DIRECTIONS: Every line of the data that contains the string "icon" must be copied.

.....

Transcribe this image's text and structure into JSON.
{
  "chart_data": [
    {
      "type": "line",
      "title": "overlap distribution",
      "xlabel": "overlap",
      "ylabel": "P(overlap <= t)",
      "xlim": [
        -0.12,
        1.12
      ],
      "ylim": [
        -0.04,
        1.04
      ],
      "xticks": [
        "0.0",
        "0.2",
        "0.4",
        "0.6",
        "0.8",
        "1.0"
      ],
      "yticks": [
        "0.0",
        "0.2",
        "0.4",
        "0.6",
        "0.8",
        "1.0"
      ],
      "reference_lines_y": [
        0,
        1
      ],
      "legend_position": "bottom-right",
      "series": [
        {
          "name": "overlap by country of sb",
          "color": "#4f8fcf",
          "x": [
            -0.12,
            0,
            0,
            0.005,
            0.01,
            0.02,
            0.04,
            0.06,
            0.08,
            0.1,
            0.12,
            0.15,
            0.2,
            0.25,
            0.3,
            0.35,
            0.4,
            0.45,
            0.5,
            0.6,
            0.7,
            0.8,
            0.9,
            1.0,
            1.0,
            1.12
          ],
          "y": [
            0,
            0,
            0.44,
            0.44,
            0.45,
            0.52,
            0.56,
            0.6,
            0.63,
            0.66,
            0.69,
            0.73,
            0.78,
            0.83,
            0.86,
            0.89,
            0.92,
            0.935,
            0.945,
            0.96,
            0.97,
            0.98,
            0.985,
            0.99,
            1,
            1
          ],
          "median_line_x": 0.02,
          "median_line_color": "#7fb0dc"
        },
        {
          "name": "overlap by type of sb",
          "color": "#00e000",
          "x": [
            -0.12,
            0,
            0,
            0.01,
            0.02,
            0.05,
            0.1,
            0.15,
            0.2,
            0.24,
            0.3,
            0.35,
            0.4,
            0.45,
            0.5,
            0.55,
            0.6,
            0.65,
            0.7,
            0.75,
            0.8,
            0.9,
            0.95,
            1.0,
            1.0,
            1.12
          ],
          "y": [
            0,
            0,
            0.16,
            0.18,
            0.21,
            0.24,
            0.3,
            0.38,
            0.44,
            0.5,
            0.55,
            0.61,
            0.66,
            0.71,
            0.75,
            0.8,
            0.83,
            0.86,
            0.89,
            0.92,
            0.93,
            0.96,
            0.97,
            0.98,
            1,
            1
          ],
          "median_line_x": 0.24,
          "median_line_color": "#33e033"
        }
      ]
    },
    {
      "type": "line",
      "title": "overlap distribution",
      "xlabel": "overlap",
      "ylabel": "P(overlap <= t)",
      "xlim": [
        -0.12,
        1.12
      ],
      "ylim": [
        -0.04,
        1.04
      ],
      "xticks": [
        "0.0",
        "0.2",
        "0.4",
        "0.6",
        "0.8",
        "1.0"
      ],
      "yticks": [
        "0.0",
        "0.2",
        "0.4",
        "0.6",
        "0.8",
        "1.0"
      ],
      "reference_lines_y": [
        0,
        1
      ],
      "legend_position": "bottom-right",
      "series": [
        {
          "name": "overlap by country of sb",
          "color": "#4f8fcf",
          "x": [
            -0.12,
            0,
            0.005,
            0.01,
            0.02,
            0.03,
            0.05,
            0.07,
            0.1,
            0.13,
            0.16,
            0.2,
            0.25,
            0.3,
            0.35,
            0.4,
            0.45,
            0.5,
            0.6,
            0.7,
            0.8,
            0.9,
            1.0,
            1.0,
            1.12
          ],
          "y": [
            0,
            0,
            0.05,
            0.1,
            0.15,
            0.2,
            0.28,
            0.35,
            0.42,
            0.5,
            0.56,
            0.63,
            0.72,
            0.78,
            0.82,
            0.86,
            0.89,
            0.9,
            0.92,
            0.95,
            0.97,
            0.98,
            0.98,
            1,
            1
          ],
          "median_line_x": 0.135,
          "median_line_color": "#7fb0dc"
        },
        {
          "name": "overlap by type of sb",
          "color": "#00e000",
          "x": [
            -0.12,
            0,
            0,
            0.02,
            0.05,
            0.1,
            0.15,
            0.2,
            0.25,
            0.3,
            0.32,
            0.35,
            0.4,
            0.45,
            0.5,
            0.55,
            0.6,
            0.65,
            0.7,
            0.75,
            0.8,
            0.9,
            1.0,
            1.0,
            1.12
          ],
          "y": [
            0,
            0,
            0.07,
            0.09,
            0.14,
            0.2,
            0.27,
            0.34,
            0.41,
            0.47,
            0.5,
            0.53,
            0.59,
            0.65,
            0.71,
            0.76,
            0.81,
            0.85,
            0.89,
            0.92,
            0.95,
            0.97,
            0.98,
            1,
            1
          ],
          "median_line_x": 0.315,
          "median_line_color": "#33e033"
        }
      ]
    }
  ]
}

.....

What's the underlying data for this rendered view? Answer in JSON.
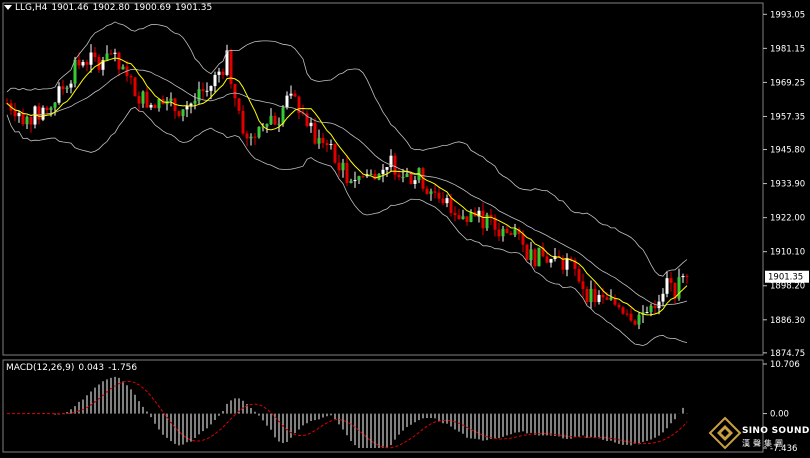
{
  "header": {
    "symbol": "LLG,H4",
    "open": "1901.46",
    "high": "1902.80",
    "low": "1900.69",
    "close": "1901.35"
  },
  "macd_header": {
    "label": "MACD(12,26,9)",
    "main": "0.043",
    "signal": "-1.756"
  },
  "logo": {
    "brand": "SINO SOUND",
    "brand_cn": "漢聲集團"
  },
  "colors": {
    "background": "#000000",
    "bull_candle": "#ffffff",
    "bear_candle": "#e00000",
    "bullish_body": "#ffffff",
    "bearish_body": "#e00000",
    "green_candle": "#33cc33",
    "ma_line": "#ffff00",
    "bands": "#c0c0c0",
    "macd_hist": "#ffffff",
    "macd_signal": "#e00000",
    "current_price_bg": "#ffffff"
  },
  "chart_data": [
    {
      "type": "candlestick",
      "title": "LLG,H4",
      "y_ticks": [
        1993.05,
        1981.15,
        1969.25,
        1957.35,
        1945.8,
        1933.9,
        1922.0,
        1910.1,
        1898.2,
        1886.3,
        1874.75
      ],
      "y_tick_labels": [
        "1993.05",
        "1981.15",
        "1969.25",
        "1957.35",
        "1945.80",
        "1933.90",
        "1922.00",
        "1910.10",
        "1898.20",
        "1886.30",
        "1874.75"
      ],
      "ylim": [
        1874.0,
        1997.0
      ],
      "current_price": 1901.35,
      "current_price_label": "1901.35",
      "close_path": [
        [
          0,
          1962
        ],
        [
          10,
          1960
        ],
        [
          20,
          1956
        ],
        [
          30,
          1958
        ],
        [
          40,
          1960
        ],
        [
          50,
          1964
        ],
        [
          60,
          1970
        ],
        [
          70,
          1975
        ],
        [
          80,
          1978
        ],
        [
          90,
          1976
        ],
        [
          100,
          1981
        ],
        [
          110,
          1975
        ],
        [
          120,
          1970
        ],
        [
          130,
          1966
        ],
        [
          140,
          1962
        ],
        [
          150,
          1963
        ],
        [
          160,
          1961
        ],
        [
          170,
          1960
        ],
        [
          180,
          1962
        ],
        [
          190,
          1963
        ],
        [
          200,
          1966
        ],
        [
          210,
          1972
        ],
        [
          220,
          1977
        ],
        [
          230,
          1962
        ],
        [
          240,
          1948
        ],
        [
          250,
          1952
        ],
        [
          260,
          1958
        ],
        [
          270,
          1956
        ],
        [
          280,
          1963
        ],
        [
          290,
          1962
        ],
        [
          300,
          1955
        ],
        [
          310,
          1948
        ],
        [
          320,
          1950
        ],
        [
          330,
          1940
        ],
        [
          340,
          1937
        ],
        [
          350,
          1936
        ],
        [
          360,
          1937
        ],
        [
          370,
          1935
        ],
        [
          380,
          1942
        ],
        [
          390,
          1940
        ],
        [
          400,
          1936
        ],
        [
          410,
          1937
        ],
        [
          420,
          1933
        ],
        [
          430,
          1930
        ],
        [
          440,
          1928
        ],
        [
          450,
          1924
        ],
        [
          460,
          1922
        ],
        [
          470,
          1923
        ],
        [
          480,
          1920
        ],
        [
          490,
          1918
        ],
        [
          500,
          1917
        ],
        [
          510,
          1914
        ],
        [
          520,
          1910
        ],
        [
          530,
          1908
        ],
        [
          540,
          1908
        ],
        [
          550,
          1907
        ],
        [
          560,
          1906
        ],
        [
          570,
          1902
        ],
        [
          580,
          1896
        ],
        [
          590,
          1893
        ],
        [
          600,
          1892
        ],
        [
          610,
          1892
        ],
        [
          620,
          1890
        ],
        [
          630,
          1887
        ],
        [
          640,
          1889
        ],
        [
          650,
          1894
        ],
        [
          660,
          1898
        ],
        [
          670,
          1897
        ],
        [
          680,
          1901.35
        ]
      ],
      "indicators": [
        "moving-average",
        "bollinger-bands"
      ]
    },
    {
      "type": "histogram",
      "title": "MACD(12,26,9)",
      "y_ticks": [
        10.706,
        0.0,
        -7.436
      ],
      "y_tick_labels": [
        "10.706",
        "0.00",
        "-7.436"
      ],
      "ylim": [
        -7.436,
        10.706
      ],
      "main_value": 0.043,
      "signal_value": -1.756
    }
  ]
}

.....

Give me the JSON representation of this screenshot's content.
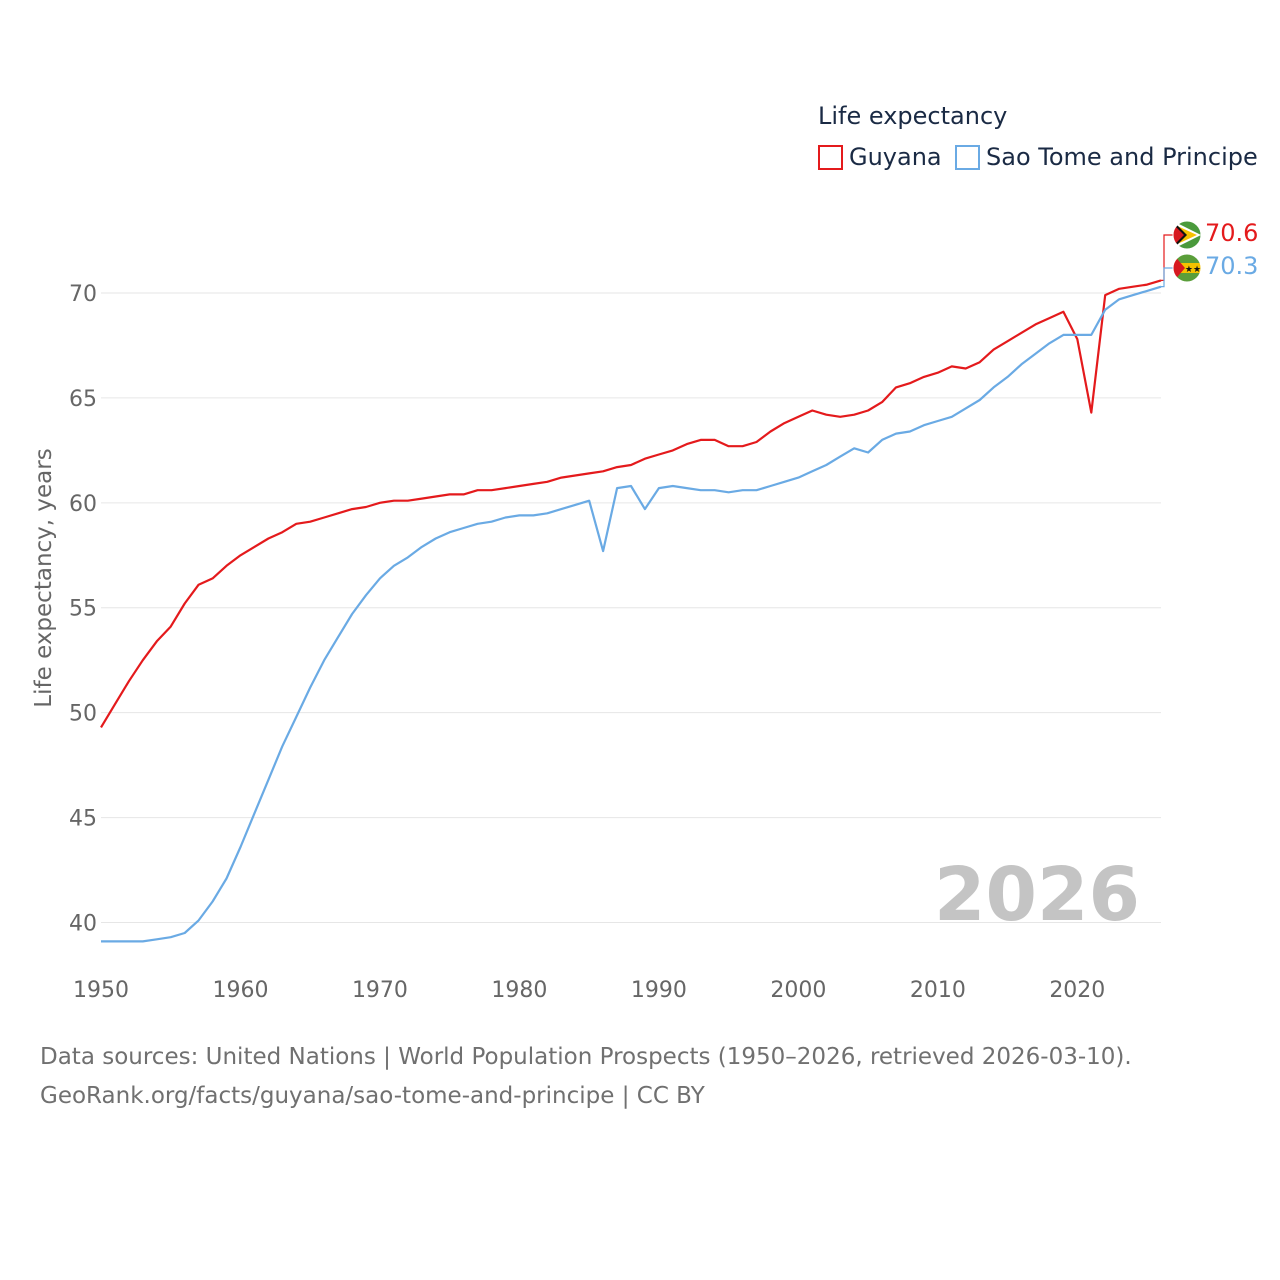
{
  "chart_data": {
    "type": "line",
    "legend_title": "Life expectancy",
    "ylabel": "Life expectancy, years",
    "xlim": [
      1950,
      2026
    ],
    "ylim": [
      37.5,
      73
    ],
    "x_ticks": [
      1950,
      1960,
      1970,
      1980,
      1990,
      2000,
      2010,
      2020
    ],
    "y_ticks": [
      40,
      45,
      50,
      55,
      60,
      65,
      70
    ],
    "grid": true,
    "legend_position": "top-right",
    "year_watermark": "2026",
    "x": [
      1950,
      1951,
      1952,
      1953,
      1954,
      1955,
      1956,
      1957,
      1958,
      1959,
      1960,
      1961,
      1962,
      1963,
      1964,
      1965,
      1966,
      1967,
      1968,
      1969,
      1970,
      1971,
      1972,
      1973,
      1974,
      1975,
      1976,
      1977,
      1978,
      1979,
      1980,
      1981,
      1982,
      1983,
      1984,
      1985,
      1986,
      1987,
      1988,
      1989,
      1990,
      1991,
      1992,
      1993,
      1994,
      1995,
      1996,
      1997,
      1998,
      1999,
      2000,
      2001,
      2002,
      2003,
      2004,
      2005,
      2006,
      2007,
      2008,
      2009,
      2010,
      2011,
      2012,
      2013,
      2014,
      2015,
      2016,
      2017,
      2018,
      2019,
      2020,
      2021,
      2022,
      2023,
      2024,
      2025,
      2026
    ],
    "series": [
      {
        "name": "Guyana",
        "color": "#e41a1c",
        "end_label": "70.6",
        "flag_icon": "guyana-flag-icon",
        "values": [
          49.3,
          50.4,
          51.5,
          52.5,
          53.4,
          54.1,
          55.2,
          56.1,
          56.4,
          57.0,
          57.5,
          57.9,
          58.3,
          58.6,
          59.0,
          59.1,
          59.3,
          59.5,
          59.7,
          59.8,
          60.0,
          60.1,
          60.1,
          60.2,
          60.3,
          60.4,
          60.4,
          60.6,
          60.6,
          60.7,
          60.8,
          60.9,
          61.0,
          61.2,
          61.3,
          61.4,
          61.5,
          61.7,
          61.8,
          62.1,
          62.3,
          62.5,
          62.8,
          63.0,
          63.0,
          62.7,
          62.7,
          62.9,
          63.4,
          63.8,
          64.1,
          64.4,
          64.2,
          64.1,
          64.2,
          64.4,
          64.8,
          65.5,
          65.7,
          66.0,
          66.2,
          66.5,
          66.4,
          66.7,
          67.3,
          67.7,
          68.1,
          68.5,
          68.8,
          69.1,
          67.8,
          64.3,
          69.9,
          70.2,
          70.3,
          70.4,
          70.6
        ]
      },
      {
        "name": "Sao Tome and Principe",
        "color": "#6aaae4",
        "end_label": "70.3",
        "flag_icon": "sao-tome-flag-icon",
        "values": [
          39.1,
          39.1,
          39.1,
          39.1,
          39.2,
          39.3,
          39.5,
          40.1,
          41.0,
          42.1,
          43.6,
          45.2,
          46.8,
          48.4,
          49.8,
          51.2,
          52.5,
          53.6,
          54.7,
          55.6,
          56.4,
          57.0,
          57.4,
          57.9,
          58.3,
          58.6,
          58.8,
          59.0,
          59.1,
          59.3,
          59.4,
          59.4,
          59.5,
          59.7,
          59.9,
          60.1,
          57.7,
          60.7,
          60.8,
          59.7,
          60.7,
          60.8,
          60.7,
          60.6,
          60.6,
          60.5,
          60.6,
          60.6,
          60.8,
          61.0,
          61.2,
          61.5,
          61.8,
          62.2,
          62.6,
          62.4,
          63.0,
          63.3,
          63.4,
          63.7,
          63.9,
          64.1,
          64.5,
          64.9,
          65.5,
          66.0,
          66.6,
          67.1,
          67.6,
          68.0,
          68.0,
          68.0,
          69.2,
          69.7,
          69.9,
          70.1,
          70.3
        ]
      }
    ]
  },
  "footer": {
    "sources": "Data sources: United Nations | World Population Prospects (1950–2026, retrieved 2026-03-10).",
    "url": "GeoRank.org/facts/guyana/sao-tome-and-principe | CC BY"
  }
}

.....

TASK ANSWER:
        "flag_icon": "guyana-flag-icon",
        "flag_icon": "sao-tome-flag-icon",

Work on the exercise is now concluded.